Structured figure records
■ ■ ■

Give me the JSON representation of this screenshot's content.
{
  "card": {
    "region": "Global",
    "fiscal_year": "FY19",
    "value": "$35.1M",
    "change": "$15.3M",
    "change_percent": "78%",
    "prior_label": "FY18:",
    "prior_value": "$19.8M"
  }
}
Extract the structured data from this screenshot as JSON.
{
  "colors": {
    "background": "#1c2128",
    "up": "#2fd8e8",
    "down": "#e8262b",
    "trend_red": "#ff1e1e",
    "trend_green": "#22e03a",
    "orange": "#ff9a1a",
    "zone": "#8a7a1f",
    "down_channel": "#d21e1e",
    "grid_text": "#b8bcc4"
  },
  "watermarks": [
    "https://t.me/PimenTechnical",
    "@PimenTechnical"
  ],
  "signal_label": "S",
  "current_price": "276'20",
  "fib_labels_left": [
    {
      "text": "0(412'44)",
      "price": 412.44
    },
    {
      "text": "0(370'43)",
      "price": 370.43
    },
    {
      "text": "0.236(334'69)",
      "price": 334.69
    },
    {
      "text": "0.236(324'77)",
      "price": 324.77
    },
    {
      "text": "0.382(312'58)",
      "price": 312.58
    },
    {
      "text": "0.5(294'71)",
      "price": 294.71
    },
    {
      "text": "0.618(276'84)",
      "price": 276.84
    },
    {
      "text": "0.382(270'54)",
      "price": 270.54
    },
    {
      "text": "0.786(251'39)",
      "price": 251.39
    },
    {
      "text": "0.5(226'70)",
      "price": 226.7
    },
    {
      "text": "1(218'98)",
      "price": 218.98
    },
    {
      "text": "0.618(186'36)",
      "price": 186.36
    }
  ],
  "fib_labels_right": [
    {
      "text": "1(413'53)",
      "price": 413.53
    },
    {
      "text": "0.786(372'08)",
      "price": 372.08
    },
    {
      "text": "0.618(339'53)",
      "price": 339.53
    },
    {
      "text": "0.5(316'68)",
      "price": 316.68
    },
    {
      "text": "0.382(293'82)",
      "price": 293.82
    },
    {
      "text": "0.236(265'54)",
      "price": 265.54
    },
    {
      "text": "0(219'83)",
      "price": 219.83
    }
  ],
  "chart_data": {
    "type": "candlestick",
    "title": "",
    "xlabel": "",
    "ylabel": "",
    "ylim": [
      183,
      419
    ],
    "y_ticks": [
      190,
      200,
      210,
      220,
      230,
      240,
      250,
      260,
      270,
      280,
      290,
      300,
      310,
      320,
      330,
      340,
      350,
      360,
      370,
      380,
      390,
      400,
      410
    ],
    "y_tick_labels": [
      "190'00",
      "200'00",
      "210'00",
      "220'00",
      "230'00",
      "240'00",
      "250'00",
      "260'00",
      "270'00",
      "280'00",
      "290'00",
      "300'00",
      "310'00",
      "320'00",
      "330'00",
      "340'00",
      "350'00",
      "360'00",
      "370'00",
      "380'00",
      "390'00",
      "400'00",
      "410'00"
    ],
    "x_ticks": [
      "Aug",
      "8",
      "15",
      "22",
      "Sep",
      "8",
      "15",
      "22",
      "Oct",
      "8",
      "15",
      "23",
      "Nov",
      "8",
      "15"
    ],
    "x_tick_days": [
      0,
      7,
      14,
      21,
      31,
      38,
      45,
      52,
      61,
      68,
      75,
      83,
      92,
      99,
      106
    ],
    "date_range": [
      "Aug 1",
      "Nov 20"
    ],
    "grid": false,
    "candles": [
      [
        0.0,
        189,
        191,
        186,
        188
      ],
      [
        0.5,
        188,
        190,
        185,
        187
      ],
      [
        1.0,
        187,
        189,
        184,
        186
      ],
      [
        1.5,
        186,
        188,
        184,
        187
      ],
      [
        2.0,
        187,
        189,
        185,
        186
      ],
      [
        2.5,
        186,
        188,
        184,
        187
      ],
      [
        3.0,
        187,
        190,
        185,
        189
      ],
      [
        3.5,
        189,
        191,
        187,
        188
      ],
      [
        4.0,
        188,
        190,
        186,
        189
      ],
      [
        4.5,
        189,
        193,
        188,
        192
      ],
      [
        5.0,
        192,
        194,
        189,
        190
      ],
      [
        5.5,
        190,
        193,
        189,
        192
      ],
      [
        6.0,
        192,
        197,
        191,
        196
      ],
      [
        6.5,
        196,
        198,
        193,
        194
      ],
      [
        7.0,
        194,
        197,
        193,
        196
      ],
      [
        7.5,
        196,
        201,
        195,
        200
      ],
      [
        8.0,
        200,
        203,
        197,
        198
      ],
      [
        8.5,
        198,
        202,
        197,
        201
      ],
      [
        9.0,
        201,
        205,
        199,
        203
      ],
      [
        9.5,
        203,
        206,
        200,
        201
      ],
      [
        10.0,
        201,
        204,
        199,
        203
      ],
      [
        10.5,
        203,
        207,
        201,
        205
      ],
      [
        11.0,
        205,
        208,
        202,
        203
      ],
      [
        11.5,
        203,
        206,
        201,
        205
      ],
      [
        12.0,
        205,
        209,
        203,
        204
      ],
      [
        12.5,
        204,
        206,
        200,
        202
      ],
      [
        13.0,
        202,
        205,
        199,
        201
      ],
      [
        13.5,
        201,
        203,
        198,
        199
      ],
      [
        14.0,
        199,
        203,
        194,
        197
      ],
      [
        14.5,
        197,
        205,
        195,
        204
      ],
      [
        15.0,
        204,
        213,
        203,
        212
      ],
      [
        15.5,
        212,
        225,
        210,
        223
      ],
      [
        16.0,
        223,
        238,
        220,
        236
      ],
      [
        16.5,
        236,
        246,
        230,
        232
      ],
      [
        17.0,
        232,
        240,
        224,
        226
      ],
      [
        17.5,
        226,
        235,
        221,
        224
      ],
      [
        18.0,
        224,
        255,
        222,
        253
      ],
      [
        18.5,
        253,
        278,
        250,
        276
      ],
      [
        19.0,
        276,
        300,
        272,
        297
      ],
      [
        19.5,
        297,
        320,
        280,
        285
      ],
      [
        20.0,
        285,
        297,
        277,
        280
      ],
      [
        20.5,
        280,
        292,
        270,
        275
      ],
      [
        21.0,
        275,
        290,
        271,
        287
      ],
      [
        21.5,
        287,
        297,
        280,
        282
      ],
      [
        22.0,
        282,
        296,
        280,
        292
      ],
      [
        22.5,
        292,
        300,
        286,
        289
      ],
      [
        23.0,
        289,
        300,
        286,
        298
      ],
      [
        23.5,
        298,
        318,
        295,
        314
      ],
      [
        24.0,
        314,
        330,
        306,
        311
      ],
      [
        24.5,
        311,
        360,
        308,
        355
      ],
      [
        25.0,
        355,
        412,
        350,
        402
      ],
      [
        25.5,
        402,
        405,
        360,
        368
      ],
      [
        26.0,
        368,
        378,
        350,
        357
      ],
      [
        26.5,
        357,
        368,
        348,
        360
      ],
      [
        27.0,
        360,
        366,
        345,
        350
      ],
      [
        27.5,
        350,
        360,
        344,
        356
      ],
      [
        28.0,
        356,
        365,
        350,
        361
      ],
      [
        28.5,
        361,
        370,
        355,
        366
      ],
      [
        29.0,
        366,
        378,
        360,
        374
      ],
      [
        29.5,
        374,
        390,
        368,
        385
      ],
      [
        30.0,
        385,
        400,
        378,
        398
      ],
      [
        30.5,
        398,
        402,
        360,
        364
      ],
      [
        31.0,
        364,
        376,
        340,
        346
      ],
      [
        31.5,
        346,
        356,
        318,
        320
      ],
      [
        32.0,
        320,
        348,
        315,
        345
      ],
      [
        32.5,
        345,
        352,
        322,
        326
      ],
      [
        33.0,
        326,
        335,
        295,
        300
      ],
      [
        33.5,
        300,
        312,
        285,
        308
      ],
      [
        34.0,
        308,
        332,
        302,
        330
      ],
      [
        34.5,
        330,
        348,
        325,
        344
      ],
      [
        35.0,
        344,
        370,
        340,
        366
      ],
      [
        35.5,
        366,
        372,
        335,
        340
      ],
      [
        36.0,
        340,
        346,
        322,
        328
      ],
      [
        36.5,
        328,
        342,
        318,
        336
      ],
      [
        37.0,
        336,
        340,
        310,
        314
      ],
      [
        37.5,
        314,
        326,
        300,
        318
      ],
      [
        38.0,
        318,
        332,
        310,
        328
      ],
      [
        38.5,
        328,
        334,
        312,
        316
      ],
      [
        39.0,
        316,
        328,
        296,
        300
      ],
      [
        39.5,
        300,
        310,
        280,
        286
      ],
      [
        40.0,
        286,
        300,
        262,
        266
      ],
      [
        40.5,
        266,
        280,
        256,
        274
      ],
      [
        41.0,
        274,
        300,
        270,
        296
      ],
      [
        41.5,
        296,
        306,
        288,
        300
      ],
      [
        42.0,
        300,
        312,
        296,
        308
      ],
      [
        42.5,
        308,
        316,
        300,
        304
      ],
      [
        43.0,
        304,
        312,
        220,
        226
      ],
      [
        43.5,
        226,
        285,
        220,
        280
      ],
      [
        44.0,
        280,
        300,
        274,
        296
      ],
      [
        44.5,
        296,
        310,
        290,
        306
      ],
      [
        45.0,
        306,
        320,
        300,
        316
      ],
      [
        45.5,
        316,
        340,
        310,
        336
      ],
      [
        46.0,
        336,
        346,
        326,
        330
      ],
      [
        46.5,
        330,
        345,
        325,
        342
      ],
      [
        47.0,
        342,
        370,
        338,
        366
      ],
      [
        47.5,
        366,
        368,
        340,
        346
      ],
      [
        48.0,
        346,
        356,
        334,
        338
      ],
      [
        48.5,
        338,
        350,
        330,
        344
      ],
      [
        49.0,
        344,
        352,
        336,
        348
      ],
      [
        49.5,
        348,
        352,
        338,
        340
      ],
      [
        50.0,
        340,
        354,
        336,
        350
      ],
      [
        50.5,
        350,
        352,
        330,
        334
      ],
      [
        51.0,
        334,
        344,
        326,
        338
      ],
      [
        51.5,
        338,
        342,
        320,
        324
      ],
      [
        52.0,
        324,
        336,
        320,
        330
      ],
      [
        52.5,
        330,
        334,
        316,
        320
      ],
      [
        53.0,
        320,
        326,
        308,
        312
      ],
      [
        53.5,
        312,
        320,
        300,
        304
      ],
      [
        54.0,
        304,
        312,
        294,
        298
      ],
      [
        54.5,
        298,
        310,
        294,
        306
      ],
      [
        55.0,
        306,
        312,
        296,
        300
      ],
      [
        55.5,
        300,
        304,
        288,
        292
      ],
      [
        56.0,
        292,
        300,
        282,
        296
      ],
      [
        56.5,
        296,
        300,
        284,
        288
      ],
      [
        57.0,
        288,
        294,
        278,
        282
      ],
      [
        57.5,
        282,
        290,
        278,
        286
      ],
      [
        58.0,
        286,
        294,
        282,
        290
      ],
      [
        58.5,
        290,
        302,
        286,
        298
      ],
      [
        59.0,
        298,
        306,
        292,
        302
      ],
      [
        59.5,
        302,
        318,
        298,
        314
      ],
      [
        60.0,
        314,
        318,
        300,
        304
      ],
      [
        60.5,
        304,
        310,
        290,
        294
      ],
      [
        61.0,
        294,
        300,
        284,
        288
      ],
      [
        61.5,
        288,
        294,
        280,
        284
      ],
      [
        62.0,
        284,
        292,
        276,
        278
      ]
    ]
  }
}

■ ■ ■

> _The problem_: Locate the word "this" in the entries, and copy every line where it is found.

> _Complete response_:
Give me the JSON representation of this screenshot's content.
Extract the structured data from this screenshot as JSON.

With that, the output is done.